EXERCISE INSTRUCTIONS =
1. From the Spy Hard review, return the passage starting at "Anyway, with the" and ending at "classic Jurassic Park.".
2. Render this sentence from the Spy Hard review into Spanish: "Quite why the scriptwriters adopted this scattergun approach is bemusing."

TEXT PASSAGE =
>>>

Anyway, with the world facing destruction or enslavement, Nielsen’s job is to stop the crazed General’s wicked scheme.

None of it makes much sense. The ‘plot’ – such as it is – is merely a vehicle for a conveyer belt of sight gags, dumb puns and slapstick. And if some of the jokes leave you with a sense of déjà vu, it’s probably because they’re thinly rewritten variants on ones you’d previously enjoyed in the Airplane or Naked Gun films.

Curiously, given the title, the film scarcely even attempts to parody the spy genre. Apart from lamely mimicking True Lies and the 007 films, the film relies on haphazardly spoofing contemporaneous films of whatever ilk. This results in a series of feeble skits based on scenes in Speed, Pulp Fiction, Home Alone, Sister Act, In The Line Of Fire and that well known spy classic Jurassic Park.

Quite why the scriptwriters adopted this scattergun approach is bemusing. As Mike Myers’ Austin Powers movie hilariously demonstrated, just a year after Spy Hard, there’s plenty of laughs to be had sending up the spy genre.

Hardly sophisticated fare, Austin Powers comes across as a comedy Citizen Kane, a work of rare comedic subtlety, in comparison with Spy Hard. The way in which it repeatedly and brutally clubs the viewer with a succession of crass and arse-clenchingly dreary gags quickly becomes unbearable.

<<<

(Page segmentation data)
>>>

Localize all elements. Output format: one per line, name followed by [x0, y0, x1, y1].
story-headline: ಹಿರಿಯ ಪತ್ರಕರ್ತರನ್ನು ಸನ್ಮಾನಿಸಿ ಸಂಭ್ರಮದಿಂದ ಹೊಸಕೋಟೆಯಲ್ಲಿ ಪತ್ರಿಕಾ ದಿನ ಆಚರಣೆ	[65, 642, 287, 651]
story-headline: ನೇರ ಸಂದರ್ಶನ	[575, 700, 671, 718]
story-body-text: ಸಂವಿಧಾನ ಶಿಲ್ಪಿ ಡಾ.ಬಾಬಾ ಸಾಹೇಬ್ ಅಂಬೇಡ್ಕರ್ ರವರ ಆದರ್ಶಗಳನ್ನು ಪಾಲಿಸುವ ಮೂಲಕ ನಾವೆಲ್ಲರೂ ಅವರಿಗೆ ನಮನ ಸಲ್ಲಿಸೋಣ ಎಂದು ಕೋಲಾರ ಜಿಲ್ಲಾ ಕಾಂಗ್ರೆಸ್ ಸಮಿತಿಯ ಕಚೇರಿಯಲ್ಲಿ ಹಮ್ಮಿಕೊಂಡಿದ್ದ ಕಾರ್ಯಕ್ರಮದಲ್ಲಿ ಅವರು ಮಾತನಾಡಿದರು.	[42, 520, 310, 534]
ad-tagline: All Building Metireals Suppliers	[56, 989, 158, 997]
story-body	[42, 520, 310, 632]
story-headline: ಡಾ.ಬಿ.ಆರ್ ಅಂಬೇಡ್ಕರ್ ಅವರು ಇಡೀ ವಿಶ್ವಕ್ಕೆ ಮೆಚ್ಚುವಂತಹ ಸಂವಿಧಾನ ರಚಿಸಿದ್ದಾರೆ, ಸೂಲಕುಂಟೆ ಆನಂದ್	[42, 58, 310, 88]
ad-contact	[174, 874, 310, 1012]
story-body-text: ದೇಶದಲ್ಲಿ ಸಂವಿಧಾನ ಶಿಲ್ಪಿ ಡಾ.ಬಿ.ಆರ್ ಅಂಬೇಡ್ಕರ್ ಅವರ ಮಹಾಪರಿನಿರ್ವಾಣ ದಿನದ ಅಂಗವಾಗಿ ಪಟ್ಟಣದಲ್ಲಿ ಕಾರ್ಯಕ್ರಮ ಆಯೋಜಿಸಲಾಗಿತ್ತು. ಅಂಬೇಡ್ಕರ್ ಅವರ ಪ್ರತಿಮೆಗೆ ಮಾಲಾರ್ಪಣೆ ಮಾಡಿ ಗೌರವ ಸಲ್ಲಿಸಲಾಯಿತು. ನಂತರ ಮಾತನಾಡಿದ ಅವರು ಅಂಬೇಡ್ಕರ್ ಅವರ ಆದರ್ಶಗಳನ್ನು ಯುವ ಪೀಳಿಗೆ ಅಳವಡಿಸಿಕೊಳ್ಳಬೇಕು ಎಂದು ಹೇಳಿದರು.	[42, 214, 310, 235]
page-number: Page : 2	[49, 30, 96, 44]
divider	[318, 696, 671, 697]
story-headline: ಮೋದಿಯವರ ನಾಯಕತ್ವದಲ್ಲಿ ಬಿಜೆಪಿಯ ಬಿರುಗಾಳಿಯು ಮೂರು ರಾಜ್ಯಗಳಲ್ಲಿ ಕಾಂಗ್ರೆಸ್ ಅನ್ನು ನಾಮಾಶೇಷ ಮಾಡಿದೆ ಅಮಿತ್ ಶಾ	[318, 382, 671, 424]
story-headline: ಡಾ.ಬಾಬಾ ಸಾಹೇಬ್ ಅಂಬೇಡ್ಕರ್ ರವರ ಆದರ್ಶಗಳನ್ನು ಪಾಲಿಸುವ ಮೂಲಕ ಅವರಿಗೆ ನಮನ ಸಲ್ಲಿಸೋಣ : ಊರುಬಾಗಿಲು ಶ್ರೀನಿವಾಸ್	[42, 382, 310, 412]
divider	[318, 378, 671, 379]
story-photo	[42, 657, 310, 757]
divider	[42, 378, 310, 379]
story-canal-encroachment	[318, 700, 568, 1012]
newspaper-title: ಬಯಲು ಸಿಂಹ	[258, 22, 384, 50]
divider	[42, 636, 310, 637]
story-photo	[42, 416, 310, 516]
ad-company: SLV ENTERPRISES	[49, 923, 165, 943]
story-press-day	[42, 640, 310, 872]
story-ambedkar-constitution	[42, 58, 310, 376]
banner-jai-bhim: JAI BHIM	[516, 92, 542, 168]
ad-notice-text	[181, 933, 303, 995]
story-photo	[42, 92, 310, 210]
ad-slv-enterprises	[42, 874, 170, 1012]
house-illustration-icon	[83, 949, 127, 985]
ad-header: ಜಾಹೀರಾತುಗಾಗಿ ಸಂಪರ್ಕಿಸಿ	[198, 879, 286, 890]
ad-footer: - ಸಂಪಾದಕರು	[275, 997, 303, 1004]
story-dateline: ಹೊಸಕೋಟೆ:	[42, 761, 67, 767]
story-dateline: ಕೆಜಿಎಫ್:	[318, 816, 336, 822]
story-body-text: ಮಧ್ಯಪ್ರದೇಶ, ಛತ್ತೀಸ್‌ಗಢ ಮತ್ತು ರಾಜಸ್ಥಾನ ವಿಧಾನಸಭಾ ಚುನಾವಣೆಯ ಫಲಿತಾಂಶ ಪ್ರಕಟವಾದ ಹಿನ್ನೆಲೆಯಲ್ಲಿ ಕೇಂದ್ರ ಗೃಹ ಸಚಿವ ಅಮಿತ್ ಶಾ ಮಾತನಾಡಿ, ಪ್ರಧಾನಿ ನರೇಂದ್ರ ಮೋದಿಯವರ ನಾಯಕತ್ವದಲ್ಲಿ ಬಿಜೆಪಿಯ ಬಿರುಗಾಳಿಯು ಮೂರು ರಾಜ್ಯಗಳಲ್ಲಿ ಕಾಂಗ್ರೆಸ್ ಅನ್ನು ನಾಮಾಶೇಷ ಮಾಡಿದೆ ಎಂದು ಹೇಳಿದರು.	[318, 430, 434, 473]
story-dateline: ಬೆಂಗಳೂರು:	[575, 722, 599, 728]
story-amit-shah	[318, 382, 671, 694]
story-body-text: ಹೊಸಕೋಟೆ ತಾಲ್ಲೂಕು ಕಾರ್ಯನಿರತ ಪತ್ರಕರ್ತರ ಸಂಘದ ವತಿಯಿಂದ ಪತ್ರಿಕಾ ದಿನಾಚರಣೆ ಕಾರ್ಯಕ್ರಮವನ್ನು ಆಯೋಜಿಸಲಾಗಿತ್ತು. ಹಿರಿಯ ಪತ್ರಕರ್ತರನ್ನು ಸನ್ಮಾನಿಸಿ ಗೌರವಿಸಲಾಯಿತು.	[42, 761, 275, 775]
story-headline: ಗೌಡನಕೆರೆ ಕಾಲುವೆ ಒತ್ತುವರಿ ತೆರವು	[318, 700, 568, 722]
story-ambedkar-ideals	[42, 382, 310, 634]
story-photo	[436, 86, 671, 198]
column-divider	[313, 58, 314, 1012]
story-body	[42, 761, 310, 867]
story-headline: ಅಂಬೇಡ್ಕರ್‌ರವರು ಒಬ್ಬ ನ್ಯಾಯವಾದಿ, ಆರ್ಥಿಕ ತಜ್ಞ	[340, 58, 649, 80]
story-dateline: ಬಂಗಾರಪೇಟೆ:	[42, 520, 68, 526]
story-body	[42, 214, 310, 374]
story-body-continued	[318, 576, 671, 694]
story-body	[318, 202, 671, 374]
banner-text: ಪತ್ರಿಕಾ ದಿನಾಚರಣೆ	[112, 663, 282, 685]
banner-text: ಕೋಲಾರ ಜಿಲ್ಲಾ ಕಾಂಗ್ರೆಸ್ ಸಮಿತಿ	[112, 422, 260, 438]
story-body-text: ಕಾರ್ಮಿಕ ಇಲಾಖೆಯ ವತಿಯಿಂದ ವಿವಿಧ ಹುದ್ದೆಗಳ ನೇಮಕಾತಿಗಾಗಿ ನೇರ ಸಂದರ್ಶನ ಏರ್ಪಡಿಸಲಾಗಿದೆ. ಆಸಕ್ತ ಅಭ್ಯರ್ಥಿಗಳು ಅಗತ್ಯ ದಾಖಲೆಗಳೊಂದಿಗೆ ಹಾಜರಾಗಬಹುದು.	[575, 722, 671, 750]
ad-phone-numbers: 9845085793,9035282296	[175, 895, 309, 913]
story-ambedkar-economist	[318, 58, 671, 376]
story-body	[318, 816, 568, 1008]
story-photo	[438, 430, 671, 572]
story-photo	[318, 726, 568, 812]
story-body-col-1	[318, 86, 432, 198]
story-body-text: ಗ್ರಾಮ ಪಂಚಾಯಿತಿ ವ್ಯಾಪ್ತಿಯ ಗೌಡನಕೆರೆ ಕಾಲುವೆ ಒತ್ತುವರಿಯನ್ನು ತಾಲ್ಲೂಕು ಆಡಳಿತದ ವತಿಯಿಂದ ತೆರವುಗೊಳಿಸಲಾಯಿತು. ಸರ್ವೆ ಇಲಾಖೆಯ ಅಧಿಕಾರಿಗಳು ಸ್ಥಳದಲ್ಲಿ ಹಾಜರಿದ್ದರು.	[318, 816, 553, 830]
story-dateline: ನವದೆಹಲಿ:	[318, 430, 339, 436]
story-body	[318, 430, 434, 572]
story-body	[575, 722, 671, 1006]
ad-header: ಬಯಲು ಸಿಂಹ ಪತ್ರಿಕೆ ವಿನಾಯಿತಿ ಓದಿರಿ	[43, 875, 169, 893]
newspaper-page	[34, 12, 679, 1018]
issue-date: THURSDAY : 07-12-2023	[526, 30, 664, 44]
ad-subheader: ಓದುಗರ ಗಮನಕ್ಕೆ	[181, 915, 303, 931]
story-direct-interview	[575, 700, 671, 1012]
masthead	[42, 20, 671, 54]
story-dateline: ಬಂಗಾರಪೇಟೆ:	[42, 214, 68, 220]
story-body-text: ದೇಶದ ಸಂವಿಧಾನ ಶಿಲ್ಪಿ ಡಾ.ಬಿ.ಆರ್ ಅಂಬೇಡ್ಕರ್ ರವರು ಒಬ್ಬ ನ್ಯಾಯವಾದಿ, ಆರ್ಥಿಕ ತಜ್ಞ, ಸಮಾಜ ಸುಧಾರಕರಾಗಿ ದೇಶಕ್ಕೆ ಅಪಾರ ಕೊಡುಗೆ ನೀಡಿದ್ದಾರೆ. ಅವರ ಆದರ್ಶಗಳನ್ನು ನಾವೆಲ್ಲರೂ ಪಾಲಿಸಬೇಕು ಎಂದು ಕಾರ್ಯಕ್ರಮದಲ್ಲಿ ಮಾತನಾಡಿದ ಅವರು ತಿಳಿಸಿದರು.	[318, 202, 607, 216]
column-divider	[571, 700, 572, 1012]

<<<

SOLUTIONS BELOW =
1.
Anyway, with the world facing destruction or enslavement, Nielsen’s job is to stop the crazed General’s wicked scheme.

None of it makes much sense. The ‘plot’ – such as it is – is merely a vehicle for a conveyer belt of sight gags, dumb puns and slapstick. And if some of the jokes leave you with a sense of déjà vu, it’s probably because they’re thinly rewritten variants on ones you’d previously enjoyed in the Airplane or Naked Gun films.

Curiously, given the title, the film scarcely even attempts to parody the spy genre. Apart from lamely mimicking True Lies and the 007 films, the film relies on haphazardly spoofing contemporaneous films of whatever ilk. This results in a series of feeble skits based on scenes in Speed, Pulp Fiction, Home Alone, Sister Act, In The Line Of Fire and that well known spy classic Jurassic Park.

2. Resulta desconcertante por qué los guionistas adoptaron este enfoque tan disperso.